-- Start Records supplied --

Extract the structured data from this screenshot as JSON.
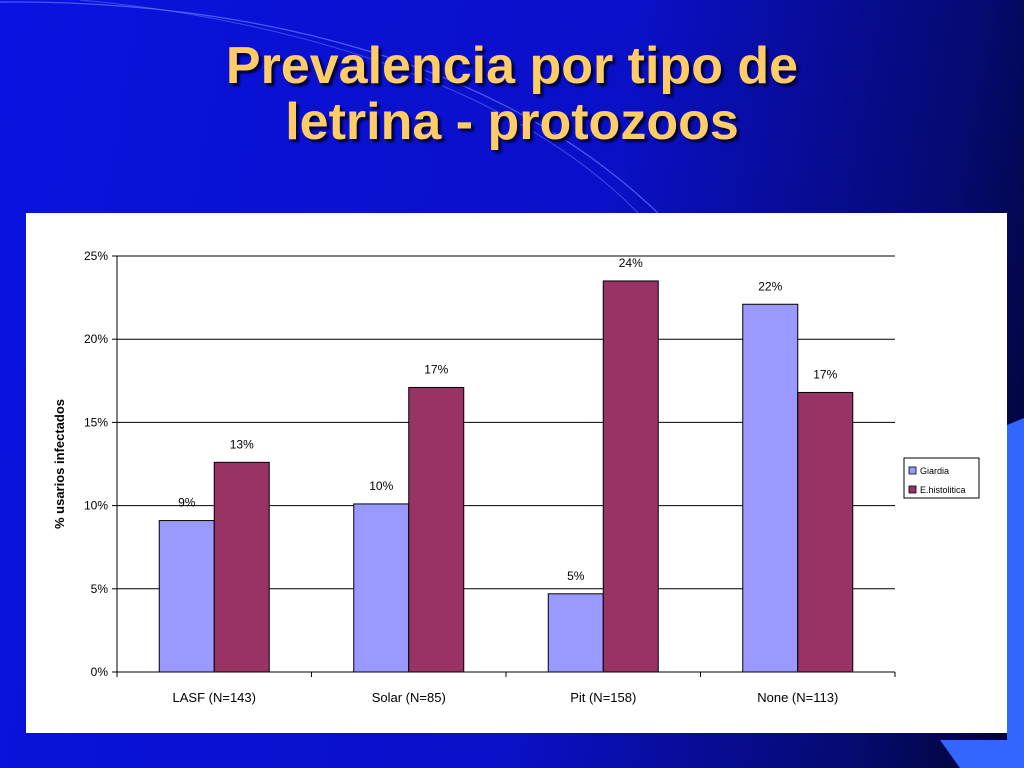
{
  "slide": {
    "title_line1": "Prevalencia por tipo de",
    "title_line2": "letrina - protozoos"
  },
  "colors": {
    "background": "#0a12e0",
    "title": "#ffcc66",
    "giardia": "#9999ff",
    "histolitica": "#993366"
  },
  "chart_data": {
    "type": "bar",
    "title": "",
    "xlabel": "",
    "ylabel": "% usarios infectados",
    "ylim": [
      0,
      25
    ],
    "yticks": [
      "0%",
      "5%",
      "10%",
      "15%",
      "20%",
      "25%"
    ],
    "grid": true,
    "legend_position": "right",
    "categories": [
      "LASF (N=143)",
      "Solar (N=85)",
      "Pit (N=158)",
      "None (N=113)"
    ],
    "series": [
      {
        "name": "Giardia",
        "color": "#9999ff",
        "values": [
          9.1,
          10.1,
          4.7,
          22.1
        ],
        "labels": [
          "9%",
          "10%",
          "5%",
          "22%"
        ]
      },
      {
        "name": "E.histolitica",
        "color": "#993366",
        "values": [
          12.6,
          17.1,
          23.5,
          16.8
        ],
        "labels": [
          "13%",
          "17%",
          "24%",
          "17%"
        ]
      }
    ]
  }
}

-- End Records supplied --

Transcribe the records verbatim and omit the images.

> **Written reply**:
Extract the structured data from this screenshot as JSON.
{
  "slide": {
    "title_line1": "Prevalencia por tipo de",
    "title_line2": "letrina - protozoos"
  },
  "colors": {
    "background": "#0a12e0",
    "title": "#ffcc66",
    "giardia": "#9999ff",
    "histolitica": "#993366"
  },
  "chart_data": {
    "type": "bar",
    "title": "",
    "xlabel": "",
    "ylabel": "% usarios infectados",
    "ylim": [
      0,
      25
    ],
    "yticks": [
      "0%",
      "5%",
      "10%",
      "15%",
      "20%",
      "25%"
    ],
    "grid": true,
    "legend_position": "right",
    "categories": [
      "LASF (N=143)",
      "Solar (N=85)",
      "Pit (N=158)",
      "None (N=113)"
    ],
    "series": [
      {
        "name": "Giardia",
        "color": "#9999ff",
        "values": [
          9.1,
          10.1,
          4.7,
          22.1
        ],
        "labels": [
          "9%",
          "10%",
          "5%",
          "22%"
        ]
      },
      {
        "name": "E.histolitica",
        "color": "#993366",
        "values": [
          12.6,
          17.1,
          23.5,
          16.8
        ],
        "labels": [
          "13%",
          "17%",
          "24%",
          "17%"
        ]
      }
    ]
  }
}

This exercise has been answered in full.